WHAT THE TASK ASKS: Print every record word for word.

DATA SUPPLIED:
───

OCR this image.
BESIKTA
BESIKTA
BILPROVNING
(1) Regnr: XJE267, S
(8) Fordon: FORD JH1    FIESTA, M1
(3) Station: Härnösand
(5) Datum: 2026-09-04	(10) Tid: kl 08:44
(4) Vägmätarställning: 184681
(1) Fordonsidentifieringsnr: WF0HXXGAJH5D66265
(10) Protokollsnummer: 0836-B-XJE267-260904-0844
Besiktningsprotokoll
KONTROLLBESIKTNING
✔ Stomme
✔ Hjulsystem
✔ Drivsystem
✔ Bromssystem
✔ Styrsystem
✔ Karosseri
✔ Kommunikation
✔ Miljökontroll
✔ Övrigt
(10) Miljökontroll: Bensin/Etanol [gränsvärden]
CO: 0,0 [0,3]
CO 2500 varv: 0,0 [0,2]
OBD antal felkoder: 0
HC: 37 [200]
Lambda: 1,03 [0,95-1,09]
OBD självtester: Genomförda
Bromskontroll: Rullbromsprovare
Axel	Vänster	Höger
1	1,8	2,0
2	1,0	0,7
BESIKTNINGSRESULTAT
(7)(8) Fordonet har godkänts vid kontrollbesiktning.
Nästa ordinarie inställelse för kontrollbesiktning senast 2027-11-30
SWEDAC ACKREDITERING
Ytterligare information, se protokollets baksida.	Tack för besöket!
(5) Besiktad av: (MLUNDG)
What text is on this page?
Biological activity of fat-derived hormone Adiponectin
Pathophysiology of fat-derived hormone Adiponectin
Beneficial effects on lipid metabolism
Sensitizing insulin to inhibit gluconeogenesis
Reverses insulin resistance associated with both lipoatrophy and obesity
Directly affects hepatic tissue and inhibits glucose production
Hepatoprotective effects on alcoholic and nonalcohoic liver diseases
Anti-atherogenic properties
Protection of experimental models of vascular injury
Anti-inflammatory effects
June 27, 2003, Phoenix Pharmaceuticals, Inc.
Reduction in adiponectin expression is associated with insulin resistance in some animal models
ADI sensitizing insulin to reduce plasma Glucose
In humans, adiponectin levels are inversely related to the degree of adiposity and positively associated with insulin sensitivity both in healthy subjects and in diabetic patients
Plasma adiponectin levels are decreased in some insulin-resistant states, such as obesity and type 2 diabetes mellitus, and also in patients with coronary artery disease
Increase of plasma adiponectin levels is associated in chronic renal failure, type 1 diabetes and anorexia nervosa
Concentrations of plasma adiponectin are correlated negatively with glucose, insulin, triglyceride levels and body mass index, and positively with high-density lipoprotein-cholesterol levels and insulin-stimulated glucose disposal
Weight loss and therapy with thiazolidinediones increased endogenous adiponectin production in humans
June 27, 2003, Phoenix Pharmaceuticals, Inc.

───

ANSWER FOR THE TASK:
OCR this image.
BESIKTA
BESIKTA
BILPROVNING
(1) Regnr: XJE267, S
(8) Fordon: FORD JH1    FIESTA, M1
(3) Station: Härnösand
(5) Datum: 2026-09-04	(10) Tid: kl 08:44
(4) Vägmätarställning: 184681
(1) Fordonsidentifieringsnr: WF0HXXGAJH5D66265
(10) Protokollsnummer: 0836-B-XJE267-260904-0844
Besiktningsprotokoll
KONTROLLBESIKTNING
✔ Stomme
✔ Hjulsystem
✔ Drivsystem
✔ Bromssystem
✔ Styrsystem
✔ Karosseri
✔ Kommunikation
✔ Miljökontroll
✔ Övrigt
(10) Miljökontroll: Bensin/Etanol [gränsvärden]
CO: 0,0 [0,3]
CO 2500 varv: 0,0 [0,2]
OBD antal felkoder: 0
HC: 37 [200]
Lambda: 1,03 [0,95-1,09]
OBD självtester: Genomförda
Bromskontroll: Rullbromsprovare
Axel	Vänster	Höger
1	1,8	2,0
2	1,0	0,7
BESIKTNINGSRESULTAT
(7)(8) Fordonet har godkänts vid kontrollbesiktning.
Nästa ordinarie inställelse för kontrollbesiktning senast 2027-11-30
SWEDAC ACKREDITERING
Ytterligare information, se protokollets baksida.	Tack för besöket!
(5) Besiktad av: (MLUNDG)
What text is on this page?
Biological activity of fat-derived hormone Adiponectin
Pathophysiology of fat-derived hormone Adiponectin
Beneficial effects on lipid metabolism
Sensitizing insulin to inhibit gluconeogenesis
Reverses insulin resistance associated with both lipoatrophy and obesity
Directly affects hepatic tissue and inhibits glucose production
Hepatoprotective effects on alcoholic and nonalcohoic liver diseases
Anti-atherogenic properties
Protection of experimental models of vascular injury
Anti-inflammatory effects
June 27, 2003, Phoenix Pharmaceuticals, Inc.
Reduction in adiponectin expression is associated with insulin resistance in some animal models
ADI sensitizing insulin to reduce plasma Glucose
In humans, adiponectin levels are inversely related to the degree of adiposity and positively associated with insulin sensitivity both in healthy subjects and in diabetic patients
Plasma adiponectin levels are decreased in some insulin-resistant states, such as obesity and type 2 diabetes mellitus, and also in patients with coronary artery disease
Increase of plasma adiponectin levels is associated in chronic renal failure, type 1 diabetes and anorexia nervosa
Concentrations of plasma adiponectin are correlated negatively with glucose, insulin, triglyceride levels and body mass index, and positively with high-density lipoprotein-cholesterol levels and insulin-stimulated glucose disposal
Weight loss and therapy with thiazolidinediones increased endogenous adiponectin production in humans
June 27, 2003, Phoenix Pharmaceuticals, Inc.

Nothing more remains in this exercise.